### Data supplied
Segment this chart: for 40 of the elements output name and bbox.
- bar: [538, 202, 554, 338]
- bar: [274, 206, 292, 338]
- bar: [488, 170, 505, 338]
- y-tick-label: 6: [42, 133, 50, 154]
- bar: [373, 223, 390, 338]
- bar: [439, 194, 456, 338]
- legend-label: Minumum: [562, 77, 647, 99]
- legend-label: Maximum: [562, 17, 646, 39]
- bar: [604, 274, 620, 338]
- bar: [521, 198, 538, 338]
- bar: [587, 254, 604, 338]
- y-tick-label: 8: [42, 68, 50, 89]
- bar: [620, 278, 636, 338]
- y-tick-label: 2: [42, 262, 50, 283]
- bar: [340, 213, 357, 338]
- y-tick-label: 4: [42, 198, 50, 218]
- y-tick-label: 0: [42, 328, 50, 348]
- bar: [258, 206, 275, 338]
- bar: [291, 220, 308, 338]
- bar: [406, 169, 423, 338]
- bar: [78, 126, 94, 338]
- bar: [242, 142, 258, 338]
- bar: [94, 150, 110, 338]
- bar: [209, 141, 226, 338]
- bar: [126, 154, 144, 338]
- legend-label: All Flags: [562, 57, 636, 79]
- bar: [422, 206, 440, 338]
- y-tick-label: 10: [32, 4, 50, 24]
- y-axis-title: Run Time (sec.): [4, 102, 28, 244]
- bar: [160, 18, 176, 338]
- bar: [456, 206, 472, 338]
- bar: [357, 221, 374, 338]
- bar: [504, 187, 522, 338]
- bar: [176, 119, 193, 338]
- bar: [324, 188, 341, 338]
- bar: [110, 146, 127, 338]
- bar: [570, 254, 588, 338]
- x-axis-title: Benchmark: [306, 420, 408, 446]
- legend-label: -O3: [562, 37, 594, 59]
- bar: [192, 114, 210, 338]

### Task
Can you reproduce the data above line for line, with no changes?

### Complete response
Segment this chart: for 40 of the elements output name and bbox.
- bar: [538, 202, 554, 338]
- bar: [274, 206, 292, 338]
- bar: [488, 170, 505, 338]
- y-tick-label: 6: [42, 133, 50, 154]
- bar: [373, 223, 390, 338]
- bar: [439, 194, 456, 338]
- legend-label: Minumum: [562, 77, 647, 99]
- legend-label: Maximum: [562, 17, 646, 39]
- bar: [604, 274, 620, 338]
- bar: [521, 198, 538, 338]
- bar: [587, 254, 604, 338]
- y-tick-label: 8: [42, 68, 50, 89]
- bar: [620, 278, 636, 338]
- y-tick-label: 2: [42, 262, 50, 283]
- bar: [340, 213, 357, 338]
- y-tick-label: 4: [42, 198, 50, 218]
- y-tick-label: 0: [42, 328, 50, 348]
- bar: [258, 206, 275, 338]
- bar: [291, 220, 308, 338]
- bar: [406, 169, 423, 338]
- bar: [78, 126, 94, 338]
- bar: [242, 142, 258, 338]
- bar: [94, 150, 110, 338]
- bar: [209, 141, 226, 338]
- bar: [126, 154, 144, 338]
- legend-label: All Flags: [562, 57, 636, 79]
- bar: [422, 206, 440, 338]
- y-tick-label: 10: [32, 4, 50, 24]
- y-axis-title: Run Time (sec.): [4, 102, 28, 244]
- bar: [160, 18, 176, 338]
- bar: [456, 206, 472, 338]
- bar: [357, 221, 374, 338]
- bar: [504, 187, 522, 338]
- bar: [176, 119, 193, 338]
- bar: [324, 188, 341, 338]
- bar: [110, 146, 127, 338]
- bar: [570, 254, 588, 338]
- x-axis-title: Benchmark: [306, 420, 408, 446]
- legend-label: -O3: [562, 37, 594, 59]
- bar: [192, 114, 210, 338]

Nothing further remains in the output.